* CONSIGNA 1 *
Responde según el texto sobre la memoria y la escritura:
(a) ¿Qué lleva en mano el escritor cuando sale en busca del fantasma?
(b) ¿Qué figura se presenta como el nexo entre el ayer y el hoy?
(c) ¿En las páginas de qué publicación se suman historias y pensamientos?

La memoria cercana a los cafés, a los libros, a los escritores, a los objetos propios de un museo, a los hechos anecdóticos que guardan las vidas de los hombres memoriosos, desde estos sabores es que mi escritura se encuentra conmigo, y después con quien guste tomarse un momento con la palabra. Imaginen entonces el principio de esta película: gran plano general de apertura mostrando el universo gualeyo, una tentación para quien pregunta y anota. En momentos así gana mi interior el alma de escritor que atento sale en busca -lapicera, papel y grabador en mano- del fantasma que sepa contar las historias que más me gustan. En estas situaciones que tienen que ver con el mundo de lo fantástico, es necesaria la aparición de una figura: el médium, el nexo entre el ayer y el hoy. El buen destino me ha llevado a encontrarme con algunos de ellos, por eso puedo sumar historias y pensamientos en las páginas de El Debate Pregón. Gente aplicada en reconocerse viva mientras son muy concientes de que son fruto del pasado, de la memoria, mezclada, condimentada, con los vientos cambiantes del presente. Gente atenta en la identificación precisa de esta vida: una dama que no pertenece sólo al rumor de nuestros días. Por eso cuentan, recuerdan, por eso el buen fantasma de la ciudad se expresa a través de ellos.

* REGISTROS DE DATOS *
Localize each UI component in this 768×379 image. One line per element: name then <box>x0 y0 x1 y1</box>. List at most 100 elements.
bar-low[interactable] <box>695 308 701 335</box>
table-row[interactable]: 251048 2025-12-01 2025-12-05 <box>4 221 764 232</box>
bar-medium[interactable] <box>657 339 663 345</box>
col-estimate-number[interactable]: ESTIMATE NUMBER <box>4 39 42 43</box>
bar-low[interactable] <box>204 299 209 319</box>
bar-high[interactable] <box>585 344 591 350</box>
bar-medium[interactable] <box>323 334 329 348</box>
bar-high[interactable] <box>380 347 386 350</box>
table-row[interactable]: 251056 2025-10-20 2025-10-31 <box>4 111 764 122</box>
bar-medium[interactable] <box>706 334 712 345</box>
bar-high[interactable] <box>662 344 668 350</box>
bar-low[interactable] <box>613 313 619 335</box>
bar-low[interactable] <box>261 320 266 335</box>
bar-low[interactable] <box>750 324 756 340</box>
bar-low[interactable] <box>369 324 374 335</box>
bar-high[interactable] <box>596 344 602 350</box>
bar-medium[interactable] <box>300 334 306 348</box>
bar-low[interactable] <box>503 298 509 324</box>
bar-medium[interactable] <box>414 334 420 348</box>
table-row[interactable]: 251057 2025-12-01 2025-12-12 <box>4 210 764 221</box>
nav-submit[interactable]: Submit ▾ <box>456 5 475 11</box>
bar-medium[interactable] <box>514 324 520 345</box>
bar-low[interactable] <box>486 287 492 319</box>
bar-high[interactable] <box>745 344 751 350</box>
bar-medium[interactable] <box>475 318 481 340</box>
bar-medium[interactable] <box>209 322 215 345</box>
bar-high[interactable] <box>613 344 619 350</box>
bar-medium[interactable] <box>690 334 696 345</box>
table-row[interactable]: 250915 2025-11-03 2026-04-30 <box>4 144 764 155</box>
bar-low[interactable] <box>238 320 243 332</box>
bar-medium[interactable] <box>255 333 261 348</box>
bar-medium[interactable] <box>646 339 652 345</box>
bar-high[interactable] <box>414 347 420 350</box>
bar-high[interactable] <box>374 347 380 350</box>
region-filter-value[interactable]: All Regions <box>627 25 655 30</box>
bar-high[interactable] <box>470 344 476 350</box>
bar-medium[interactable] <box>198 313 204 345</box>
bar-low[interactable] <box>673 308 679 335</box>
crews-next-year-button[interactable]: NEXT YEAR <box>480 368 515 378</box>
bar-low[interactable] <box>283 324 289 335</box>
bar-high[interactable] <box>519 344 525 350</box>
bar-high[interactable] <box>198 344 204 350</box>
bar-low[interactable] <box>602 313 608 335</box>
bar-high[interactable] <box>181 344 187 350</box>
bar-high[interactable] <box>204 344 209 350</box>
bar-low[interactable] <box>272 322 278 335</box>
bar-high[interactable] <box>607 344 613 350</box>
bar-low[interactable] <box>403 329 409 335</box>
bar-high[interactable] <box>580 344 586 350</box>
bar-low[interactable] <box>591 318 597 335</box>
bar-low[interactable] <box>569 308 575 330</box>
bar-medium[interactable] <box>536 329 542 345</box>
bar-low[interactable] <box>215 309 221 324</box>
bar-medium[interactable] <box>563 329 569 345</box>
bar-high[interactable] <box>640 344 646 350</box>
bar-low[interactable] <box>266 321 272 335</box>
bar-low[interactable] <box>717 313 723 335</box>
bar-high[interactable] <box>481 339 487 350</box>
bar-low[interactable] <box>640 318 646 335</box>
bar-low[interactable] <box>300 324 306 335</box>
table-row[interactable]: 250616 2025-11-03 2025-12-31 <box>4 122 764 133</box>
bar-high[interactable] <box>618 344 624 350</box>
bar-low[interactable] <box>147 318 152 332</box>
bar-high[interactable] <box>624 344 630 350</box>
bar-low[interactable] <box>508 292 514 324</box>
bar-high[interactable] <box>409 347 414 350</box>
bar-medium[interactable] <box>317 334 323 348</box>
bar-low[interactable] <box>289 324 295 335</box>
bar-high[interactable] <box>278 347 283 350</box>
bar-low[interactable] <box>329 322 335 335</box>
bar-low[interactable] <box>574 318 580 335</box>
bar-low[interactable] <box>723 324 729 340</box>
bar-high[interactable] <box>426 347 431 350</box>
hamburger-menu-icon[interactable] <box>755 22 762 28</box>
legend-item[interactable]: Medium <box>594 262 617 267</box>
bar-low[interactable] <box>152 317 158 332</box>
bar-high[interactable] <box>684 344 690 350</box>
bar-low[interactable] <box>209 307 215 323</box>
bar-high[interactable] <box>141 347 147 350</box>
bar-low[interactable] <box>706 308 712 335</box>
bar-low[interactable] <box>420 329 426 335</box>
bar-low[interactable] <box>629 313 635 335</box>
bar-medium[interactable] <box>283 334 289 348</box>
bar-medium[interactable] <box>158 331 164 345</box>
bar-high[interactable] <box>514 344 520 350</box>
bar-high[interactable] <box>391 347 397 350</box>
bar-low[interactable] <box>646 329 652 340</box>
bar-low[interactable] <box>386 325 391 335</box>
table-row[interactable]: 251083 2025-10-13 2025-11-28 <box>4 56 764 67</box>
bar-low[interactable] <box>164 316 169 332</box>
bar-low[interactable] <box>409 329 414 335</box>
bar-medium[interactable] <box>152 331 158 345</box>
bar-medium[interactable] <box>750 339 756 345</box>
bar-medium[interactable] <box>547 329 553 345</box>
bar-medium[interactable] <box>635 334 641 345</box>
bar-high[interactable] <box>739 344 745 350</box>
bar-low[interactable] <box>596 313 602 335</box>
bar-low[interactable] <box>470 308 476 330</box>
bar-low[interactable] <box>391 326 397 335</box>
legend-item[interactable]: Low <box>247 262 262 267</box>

* CONSIGNA 2 *
En los registros, desde el inicio hasta la línea que contiene "bar-low[interactable] <box>204 299", ambas incluidas, cambia "table-row" por "data-row". Reescribe solo esas líneas y deja todo lo demás igual.

* RESPUESTA 1 *
(a) Lapicera, papel y grabador.
(b) El médium.
(c) El Debate Pregón.

* RESPUESTA 2 *
Localize each UI component in this 768×379 image. One line per element: name then <box>x0 y0 x1 y1</box>. List at most 100 elements.
bar-low[interactable] <box>695 308 701 335</box>
data-row[interactable]: 251048 2025-12-01 2025-12-05 <box>4 221 764 232</box>
bar-medium[interactable] <box>657 339 663 345</box>
col-estimate-number[interactable]: ESTIMATE NUMBER <box>4 39 42 43</box>
bar-low[interactable] <box>204 299 209 319</box>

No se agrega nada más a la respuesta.